-- Start of EXTRACTED ENTRIES --

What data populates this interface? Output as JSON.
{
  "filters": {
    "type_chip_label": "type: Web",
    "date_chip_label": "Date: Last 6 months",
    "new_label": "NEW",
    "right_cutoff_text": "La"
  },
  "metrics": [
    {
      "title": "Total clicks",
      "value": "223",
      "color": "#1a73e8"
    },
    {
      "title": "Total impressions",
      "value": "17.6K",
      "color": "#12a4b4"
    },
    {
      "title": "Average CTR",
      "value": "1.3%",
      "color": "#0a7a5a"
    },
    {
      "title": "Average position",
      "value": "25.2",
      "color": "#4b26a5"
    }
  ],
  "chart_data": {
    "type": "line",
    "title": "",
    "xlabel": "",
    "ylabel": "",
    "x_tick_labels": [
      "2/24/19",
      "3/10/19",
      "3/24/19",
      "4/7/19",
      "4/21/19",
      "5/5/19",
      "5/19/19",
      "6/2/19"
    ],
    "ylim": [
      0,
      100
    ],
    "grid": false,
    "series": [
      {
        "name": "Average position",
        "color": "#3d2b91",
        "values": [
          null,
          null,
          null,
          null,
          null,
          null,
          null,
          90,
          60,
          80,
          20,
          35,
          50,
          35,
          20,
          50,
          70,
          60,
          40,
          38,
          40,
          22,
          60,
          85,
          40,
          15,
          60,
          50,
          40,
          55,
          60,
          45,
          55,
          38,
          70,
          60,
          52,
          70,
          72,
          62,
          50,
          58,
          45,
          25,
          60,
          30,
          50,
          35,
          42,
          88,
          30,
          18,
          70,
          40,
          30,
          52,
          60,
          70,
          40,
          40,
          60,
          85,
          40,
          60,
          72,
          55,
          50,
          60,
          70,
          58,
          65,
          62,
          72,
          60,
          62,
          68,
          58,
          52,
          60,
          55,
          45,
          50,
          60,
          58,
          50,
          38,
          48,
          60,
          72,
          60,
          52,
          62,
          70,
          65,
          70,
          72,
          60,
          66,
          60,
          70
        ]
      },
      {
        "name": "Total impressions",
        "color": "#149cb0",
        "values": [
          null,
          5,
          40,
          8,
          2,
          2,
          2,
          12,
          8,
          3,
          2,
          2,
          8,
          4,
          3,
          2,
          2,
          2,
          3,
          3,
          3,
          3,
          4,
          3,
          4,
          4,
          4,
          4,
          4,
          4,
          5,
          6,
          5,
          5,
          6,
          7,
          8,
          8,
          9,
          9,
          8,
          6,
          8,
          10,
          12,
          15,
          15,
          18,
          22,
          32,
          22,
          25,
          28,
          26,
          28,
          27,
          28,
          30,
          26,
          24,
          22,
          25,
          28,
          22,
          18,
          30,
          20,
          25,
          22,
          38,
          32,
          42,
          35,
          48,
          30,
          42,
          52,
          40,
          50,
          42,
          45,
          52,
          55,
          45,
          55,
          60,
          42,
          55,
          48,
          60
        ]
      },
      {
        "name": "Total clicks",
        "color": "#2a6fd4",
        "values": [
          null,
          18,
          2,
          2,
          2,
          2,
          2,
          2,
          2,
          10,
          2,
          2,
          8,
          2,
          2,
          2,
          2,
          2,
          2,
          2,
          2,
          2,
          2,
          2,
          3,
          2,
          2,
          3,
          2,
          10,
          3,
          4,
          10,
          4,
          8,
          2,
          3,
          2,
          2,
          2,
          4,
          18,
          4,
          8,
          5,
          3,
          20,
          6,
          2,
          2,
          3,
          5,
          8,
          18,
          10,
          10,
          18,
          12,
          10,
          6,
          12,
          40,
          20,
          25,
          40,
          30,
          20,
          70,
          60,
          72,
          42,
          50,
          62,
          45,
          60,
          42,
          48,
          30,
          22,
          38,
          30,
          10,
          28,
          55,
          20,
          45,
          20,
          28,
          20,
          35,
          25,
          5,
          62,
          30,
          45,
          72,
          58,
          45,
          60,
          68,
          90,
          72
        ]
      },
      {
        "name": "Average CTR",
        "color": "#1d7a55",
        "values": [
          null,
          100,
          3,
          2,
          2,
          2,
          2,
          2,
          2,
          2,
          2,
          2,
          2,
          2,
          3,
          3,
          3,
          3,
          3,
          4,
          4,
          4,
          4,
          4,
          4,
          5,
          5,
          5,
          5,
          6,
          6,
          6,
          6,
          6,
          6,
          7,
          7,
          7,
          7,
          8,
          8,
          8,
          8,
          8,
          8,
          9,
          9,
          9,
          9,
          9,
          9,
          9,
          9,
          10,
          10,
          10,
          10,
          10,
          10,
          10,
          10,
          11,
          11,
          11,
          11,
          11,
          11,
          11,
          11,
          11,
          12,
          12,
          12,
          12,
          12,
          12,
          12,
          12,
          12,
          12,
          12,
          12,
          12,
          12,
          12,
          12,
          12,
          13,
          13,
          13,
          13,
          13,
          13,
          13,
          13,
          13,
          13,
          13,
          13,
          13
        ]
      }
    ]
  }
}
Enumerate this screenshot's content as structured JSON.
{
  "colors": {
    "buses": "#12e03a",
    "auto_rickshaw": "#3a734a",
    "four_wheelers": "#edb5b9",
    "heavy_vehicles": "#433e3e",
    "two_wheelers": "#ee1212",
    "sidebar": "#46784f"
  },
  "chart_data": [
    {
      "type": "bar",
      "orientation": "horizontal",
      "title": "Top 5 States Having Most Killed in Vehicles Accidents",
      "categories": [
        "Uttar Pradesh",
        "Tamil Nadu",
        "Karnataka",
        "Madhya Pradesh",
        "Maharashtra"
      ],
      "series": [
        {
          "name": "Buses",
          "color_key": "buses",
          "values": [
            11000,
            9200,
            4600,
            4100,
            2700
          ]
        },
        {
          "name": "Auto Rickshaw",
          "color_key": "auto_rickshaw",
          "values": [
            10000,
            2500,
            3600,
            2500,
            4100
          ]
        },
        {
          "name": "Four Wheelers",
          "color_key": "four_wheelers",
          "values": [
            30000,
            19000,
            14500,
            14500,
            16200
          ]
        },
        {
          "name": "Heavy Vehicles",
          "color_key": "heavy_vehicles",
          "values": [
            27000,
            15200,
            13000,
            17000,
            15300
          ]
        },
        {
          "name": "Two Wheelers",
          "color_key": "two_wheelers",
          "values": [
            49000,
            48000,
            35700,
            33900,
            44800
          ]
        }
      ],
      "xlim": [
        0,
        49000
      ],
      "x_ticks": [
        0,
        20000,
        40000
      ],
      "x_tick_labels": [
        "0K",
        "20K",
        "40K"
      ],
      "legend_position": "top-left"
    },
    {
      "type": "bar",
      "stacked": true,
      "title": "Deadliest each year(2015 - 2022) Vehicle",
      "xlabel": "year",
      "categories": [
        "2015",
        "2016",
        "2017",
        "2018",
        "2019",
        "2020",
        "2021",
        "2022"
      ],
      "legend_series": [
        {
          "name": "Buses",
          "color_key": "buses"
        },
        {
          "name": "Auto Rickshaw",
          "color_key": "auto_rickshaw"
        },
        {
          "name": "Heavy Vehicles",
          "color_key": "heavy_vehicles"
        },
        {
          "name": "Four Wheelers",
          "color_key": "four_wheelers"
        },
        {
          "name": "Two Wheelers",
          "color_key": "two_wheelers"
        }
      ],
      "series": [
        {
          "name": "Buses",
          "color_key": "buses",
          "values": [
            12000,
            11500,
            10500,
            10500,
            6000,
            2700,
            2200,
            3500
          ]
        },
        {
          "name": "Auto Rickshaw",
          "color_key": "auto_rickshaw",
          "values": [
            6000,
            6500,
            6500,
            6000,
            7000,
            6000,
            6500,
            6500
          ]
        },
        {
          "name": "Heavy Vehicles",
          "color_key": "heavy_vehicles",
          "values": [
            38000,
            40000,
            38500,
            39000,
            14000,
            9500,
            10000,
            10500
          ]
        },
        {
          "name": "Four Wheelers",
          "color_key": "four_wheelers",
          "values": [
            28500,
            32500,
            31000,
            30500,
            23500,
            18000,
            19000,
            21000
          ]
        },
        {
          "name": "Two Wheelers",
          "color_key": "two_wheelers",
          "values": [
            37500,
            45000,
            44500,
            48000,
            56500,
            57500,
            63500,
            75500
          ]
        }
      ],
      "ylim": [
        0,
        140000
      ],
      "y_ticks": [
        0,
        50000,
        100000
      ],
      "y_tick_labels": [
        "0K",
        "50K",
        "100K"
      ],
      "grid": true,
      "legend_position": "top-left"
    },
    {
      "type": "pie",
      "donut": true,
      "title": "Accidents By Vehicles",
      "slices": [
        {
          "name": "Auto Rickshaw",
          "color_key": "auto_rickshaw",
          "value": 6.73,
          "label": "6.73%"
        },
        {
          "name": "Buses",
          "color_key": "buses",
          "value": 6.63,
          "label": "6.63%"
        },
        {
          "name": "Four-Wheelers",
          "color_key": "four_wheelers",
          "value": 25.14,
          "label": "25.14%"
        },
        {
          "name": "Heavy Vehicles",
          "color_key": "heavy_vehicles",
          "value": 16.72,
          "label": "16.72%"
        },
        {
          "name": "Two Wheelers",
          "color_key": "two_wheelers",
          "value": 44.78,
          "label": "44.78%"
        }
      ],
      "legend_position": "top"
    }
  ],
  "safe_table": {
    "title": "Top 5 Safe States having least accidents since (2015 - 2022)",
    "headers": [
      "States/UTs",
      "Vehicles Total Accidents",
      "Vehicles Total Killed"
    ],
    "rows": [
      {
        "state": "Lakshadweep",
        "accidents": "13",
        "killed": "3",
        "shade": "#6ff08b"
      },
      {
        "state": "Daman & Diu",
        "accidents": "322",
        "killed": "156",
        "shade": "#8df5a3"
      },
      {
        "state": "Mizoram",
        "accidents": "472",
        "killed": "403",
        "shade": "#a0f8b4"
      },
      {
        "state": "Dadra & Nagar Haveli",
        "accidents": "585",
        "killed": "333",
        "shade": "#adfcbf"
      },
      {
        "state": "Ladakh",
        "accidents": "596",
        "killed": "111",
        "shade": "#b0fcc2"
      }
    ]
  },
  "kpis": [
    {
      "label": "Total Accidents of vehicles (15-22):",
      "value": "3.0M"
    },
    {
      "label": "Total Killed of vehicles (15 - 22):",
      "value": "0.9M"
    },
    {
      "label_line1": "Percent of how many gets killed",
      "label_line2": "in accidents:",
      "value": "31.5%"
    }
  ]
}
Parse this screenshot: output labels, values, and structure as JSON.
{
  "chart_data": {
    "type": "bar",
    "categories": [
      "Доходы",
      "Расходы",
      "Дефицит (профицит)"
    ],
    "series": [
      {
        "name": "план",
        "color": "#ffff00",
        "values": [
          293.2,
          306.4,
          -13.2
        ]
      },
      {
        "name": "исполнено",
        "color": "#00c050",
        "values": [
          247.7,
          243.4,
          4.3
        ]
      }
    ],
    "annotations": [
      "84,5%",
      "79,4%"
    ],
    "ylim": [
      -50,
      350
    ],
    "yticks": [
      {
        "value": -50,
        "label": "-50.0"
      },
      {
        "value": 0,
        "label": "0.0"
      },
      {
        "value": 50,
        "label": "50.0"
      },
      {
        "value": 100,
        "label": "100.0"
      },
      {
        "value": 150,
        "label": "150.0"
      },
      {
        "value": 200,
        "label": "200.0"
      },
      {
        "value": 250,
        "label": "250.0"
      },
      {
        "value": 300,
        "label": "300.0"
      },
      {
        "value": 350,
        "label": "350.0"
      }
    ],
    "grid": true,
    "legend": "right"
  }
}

-- End of EXTRACTED ENTRIES --

* TASK TO COMPLETE:
Find all lines holding the string "screenshot" and copy them.

* EXERCISE RESULT:
Enumerate this screenshot's content as structured JSON.
Parse this screenshot: output labels, values, and structure as JSON.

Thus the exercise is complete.